## START

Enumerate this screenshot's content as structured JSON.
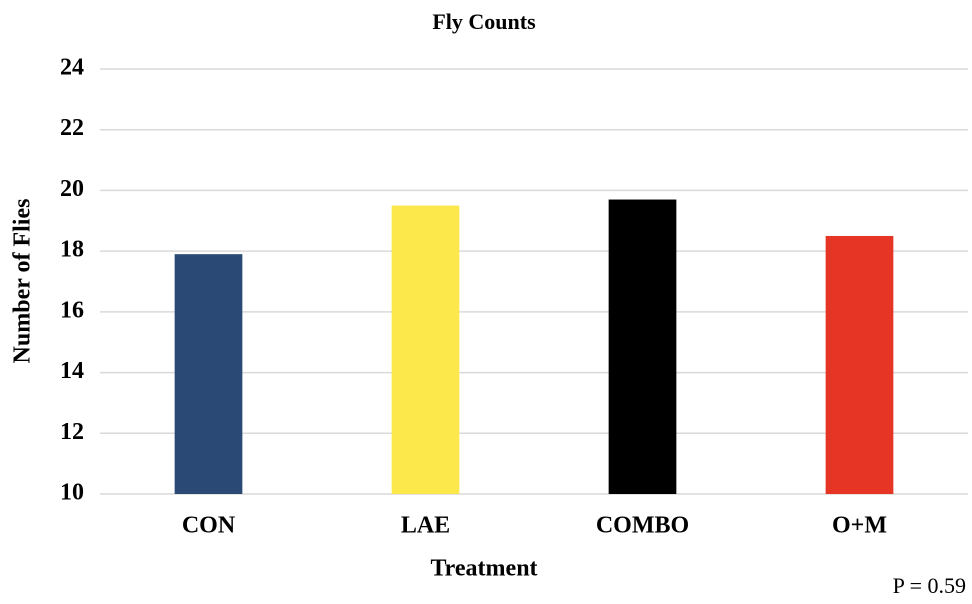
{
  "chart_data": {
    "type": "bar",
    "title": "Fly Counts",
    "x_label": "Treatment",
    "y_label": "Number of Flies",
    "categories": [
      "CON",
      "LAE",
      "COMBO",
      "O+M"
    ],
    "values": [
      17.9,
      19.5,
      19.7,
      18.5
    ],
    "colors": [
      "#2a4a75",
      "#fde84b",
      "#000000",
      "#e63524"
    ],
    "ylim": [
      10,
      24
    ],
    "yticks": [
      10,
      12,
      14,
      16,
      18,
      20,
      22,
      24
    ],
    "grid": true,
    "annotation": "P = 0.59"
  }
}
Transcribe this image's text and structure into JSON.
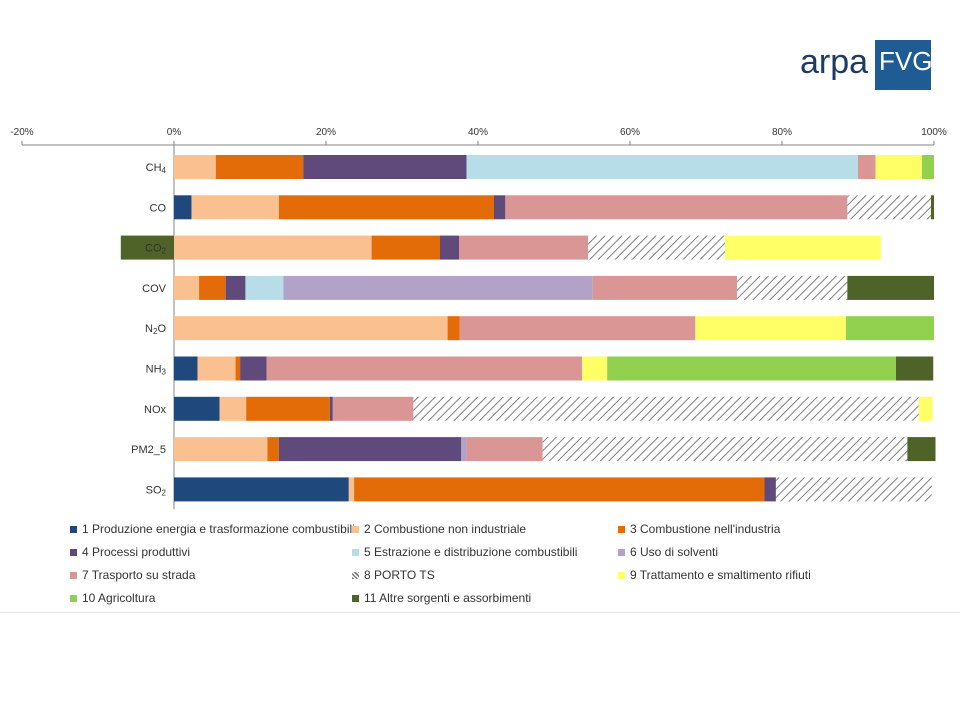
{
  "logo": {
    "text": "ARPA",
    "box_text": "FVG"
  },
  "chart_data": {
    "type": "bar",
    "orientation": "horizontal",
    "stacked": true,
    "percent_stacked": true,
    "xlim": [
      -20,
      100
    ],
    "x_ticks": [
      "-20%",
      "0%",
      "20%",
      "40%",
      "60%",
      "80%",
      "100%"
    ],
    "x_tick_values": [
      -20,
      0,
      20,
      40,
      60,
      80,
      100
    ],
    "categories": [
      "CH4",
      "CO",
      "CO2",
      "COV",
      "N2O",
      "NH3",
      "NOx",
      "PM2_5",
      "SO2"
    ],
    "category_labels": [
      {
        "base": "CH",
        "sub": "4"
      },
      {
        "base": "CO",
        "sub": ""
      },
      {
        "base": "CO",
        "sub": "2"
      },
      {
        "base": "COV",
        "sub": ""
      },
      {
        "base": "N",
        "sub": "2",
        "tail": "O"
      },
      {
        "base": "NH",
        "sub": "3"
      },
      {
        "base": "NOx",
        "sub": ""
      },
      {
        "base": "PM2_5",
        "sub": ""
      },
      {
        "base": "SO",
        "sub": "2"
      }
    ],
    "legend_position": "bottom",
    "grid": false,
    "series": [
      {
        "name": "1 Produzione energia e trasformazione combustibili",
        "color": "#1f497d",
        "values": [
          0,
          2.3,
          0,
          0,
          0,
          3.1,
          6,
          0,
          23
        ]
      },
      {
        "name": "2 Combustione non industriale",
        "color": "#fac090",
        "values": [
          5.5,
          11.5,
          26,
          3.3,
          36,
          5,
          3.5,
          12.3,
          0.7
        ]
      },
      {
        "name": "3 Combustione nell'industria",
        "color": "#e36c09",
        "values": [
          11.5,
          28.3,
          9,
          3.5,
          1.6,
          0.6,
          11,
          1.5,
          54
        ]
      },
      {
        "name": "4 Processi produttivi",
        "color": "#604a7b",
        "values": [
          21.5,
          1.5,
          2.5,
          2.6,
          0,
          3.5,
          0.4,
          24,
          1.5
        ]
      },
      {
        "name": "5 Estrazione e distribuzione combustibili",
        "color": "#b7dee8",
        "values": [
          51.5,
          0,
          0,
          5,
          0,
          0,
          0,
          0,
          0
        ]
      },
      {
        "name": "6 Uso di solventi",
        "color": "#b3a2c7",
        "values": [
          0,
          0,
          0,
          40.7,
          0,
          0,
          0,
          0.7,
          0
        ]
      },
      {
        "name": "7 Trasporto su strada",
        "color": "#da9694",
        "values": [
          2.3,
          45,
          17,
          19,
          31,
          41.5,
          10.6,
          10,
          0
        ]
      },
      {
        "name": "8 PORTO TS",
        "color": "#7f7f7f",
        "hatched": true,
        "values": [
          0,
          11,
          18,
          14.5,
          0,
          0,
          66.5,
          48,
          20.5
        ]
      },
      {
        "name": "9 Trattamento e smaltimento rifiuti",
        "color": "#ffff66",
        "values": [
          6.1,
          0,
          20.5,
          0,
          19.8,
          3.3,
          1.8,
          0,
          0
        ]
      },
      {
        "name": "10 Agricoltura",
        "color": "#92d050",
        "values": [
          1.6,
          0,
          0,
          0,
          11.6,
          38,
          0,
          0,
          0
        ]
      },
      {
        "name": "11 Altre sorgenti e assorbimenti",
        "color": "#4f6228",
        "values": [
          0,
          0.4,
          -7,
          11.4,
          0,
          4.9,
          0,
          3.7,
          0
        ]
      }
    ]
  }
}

## END

> Set problem: Find each line with the string "this" and copy it out.

> Task response:
Enumerate this screenshot's content as structured JSON.
Transcribe this image's text and structure into JSON.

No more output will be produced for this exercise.